(Your instructions): Which lines in the items below contain the word "Statistics"? Locate each one and copy it out.

Saved entries:
******

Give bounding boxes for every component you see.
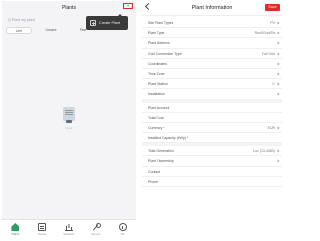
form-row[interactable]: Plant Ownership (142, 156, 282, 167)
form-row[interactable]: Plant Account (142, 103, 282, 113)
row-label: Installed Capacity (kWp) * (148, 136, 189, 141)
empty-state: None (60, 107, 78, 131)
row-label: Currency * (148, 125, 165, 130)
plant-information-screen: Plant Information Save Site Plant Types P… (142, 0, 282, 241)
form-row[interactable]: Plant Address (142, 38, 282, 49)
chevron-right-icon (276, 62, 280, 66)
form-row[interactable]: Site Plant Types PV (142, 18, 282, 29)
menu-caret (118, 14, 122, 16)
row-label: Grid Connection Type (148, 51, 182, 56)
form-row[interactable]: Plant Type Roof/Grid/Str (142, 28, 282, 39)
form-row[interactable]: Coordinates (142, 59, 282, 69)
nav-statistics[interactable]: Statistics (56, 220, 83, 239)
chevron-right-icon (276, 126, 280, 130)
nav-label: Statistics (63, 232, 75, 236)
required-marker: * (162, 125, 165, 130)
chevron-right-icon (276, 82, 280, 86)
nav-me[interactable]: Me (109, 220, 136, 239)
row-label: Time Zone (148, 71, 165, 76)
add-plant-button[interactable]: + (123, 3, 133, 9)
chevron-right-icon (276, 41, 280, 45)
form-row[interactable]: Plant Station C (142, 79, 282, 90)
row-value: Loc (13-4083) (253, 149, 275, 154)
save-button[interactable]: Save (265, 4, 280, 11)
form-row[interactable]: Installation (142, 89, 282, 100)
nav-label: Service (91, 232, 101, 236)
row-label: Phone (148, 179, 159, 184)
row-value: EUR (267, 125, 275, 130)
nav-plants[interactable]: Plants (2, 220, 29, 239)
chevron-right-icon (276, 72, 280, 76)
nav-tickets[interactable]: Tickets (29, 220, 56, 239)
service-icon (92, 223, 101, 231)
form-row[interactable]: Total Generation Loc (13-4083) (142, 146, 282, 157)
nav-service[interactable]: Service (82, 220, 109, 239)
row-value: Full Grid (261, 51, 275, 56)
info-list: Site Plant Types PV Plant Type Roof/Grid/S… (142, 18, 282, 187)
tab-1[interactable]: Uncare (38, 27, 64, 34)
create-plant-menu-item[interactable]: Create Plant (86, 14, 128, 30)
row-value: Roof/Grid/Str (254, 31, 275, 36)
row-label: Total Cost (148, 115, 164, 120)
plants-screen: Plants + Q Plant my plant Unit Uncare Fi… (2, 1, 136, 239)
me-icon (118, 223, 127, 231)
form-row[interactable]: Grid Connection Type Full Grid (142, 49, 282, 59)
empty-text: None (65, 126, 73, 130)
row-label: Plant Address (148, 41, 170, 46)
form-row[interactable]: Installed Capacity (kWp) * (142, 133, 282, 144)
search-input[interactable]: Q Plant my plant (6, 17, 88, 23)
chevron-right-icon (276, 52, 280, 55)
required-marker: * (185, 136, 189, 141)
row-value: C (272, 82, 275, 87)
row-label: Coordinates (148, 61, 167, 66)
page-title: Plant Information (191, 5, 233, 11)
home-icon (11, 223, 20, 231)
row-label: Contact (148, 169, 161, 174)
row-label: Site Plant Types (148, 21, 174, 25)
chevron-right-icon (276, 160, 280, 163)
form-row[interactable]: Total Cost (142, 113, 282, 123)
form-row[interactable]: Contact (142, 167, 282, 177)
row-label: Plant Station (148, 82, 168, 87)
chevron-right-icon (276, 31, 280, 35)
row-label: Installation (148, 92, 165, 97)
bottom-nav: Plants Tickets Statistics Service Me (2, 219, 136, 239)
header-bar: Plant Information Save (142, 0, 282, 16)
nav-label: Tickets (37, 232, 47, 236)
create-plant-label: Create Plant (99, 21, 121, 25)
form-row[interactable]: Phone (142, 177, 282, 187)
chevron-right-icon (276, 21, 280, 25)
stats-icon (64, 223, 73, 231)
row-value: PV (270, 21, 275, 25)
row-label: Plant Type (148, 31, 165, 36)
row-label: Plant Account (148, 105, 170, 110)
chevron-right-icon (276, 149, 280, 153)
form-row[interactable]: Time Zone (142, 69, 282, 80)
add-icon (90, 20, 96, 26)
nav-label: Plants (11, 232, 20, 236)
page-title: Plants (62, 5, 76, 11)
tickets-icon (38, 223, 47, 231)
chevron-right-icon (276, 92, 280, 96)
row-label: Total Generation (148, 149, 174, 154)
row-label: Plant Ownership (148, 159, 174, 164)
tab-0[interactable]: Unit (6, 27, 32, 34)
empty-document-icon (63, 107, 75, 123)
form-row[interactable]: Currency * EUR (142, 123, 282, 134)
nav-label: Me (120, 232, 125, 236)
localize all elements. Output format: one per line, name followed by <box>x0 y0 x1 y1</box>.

******

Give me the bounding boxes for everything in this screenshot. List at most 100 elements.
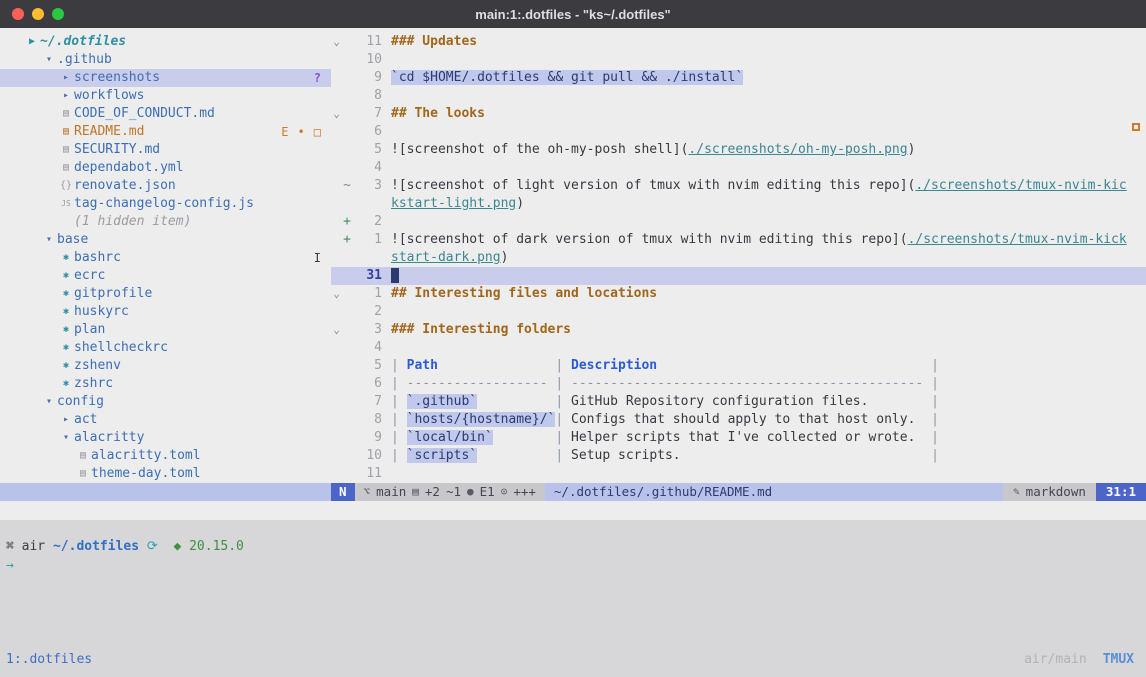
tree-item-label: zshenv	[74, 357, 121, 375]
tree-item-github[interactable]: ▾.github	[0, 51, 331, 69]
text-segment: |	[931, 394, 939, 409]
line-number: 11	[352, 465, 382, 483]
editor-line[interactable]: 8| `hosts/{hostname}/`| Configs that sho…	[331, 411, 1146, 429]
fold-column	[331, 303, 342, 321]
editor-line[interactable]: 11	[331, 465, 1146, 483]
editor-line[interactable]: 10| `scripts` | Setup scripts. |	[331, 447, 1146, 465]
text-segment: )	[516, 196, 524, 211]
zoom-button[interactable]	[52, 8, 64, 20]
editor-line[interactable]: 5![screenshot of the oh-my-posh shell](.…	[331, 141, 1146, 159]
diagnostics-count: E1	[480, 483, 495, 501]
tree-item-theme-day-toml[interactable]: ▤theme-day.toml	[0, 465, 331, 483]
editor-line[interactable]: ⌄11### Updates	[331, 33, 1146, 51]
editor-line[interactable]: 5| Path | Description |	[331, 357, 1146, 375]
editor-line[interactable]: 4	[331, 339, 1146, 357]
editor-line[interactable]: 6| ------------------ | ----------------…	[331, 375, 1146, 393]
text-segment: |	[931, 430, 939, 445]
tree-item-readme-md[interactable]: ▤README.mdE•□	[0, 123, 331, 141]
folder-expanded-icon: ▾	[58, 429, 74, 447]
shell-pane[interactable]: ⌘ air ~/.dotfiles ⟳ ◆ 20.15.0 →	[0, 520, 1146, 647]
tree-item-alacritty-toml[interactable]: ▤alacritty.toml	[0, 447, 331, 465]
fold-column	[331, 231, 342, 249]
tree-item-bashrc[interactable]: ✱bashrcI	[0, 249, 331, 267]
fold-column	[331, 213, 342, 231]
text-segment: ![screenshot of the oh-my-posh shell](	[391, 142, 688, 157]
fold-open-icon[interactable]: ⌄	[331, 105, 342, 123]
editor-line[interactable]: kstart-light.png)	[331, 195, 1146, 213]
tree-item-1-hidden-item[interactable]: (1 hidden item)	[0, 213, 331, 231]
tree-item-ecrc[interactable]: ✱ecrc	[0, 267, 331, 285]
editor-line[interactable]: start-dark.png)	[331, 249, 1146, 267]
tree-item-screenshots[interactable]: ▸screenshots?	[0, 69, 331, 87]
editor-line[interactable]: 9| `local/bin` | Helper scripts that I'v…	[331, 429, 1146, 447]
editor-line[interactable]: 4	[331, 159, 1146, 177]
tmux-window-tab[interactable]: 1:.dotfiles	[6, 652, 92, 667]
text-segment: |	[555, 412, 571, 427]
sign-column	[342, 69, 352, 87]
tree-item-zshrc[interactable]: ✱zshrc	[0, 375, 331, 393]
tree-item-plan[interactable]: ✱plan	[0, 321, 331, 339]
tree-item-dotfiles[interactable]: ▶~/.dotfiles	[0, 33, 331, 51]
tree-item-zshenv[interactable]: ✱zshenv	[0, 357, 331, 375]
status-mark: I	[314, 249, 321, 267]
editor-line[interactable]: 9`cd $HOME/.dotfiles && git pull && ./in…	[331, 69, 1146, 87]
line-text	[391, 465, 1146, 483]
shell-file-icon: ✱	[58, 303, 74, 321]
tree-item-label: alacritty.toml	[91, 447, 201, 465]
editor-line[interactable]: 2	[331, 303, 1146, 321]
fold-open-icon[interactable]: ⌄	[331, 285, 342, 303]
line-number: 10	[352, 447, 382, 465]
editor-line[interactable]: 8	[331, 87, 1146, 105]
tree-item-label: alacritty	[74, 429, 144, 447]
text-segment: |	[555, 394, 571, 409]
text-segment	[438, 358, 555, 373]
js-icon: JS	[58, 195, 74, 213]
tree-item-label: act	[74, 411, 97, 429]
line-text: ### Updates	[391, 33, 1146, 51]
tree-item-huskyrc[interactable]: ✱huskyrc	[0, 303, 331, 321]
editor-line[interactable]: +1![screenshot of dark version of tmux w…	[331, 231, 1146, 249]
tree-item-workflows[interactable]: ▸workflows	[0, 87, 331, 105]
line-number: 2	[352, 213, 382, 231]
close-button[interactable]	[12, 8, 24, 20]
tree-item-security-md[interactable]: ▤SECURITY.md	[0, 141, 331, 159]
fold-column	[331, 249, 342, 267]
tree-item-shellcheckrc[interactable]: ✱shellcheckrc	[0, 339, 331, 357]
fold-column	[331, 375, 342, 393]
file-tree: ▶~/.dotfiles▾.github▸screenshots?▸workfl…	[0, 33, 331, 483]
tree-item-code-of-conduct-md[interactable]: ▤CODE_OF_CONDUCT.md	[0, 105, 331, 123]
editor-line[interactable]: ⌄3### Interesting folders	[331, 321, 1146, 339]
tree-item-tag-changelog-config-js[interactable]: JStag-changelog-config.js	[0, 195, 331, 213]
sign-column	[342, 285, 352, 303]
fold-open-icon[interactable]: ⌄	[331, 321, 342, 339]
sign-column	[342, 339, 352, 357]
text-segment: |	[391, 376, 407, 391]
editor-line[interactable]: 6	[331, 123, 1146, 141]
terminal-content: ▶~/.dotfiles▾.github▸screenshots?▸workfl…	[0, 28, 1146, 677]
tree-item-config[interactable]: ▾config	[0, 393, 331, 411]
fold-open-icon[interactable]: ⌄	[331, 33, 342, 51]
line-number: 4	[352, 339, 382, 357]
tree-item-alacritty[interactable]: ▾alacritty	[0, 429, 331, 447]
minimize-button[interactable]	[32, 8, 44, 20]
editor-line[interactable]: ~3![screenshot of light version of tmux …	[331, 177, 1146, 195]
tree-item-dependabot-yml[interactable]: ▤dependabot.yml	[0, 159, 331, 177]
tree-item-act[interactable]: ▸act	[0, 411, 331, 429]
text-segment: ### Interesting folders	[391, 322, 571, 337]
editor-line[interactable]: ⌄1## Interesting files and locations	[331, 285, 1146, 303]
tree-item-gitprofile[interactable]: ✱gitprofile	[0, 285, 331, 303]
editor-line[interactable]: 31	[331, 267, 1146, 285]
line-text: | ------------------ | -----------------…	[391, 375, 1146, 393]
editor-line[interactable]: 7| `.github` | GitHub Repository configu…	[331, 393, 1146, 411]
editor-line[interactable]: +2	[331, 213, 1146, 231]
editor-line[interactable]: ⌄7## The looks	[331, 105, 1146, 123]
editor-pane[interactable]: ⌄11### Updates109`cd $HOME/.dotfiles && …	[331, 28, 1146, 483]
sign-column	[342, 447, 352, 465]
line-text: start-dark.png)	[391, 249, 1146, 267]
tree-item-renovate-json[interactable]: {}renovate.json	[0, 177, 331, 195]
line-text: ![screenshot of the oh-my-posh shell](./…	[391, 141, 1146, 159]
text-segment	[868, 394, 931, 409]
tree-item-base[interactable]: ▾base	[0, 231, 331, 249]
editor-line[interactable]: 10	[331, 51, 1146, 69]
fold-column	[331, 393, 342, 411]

******

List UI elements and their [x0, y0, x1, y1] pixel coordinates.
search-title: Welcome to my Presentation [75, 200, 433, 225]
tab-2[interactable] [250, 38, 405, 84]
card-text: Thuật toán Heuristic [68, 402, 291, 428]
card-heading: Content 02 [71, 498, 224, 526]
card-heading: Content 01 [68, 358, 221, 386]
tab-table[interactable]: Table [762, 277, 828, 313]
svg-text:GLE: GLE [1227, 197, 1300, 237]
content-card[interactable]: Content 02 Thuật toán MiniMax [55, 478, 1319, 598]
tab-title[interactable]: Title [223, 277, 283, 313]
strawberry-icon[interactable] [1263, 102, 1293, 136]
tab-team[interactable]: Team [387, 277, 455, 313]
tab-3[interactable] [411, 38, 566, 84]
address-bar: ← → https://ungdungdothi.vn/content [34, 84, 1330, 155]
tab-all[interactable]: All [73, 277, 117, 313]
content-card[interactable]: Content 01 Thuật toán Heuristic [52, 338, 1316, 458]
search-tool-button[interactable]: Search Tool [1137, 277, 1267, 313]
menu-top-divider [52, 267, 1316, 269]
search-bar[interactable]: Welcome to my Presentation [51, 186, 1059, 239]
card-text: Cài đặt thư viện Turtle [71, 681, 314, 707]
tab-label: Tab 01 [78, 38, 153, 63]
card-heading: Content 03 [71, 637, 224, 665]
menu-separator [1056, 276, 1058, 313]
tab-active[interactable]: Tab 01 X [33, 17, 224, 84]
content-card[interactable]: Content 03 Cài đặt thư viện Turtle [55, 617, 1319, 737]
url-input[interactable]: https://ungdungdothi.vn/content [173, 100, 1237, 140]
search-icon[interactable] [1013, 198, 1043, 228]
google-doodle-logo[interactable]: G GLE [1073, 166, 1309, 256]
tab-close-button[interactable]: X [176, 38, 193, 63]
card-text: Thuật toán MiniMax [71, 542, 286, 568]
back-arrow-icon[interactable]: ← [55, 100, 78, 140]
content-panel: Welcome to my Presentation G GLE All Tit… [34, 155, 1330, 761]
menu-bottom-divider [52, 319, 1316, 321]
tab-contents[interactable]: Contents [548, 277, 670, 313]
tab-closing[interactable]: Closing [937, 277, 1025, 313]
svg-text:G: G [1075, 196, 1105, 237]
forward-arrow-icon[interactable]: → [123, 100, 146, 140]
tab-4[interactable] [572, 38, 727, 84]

******

(Problem solution):
nav-statistics[interactable]: Statistics (56, 220, 83, 239)
nav-label: Statistics (63, 232, 75, 236)
bottom-nav: Plants Tickets Statistics Service Me (2, 219, 136, 239)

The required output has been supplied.